[WHAT YOU NEED TO DO] Write out all the data again, exactly as it stands.

+++

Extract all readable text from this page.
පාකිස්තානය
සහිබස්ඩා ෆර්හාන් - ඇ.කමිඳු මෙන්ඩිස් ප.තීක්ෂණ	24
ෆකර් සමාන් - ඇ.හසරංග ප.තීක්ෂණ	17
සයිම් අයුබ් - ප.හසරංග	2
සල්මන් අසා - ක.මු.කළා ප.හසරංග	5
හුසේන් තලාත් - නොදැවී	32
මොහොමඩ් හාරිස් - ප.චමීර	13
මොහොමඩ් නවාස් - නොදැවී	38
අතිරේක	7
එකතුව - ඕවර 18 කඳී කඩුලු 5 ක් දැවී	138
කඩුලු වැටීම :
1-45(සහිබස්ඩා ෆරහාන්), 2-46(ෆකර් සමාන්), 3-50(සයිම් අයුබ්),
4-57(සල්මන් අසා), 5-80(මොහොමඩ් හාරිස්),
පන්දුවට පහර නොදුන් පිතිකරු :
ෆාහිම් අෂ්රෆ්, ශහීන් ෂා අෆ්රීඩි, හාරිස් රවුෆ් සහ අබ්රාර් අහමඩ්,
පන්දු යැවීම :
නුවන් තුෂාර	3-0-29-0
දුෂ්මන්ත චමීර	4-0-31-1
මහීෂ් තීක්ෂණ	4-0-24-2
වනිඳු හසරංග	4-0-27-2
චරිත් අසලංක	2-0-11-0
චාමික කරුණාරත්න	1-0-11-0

+++

[ANSWER]
Extract all readable text from this page.
පාකිස්තානය
සහිබස්ඩා ෆර්හාන් - ඇ.කමිඳු මෙන්ඩිස් ප.තීක්ෂණ	24
ෆකර් සමාන් - ඇ.හසරංග ප.තීක්ෂණ	17
සයිම් අයුබ් - ප.හසරංග	2
සල්මන් අසා - ක.මු.කළා ප.හසරංග	5
හුසේන් තලාත් - නොදැවී	32
මොහොමඩ් හාරිස් - ප.චමීර	13
මොහොමඩ් නවාස් - නොදැවී	38
අතිරේක	7
එකතුව - ඕවර 18 කඳී කඩුලු 5 ක් දැවී	138
කඩුලු වැටීම :
1-45(සහිබස්ඩා ෆරහාන්), 2-46(ෆකර් සමාන්), 3-50(සයිම් අයුබ්),
4-57(සල්මන් අසා), 5-80(මොහොමඩ් හාරිස්),
පන්දුවට පහර නොදුන් පිතිකරු :
ෆාහිම් අෂ්රෆ්, ශහීන් ෂා අෆ්රීඩි, හාරිස් රවුෆ් සහ අබ්රාර් අහමඩ්,
පන්දු යැවීම :
නුවන් තුෂාර	3-0-29-0
දුෂ්මන්ත චමීර	4-0-31-1
මහීෂ් තීක්ෂණ	4-0-24-2
වනිඳු හසරංග	4-0-27-2
චරිත් අසලංක	2-0-11-0
චාමික කරුණාරත්න	1-0-11-0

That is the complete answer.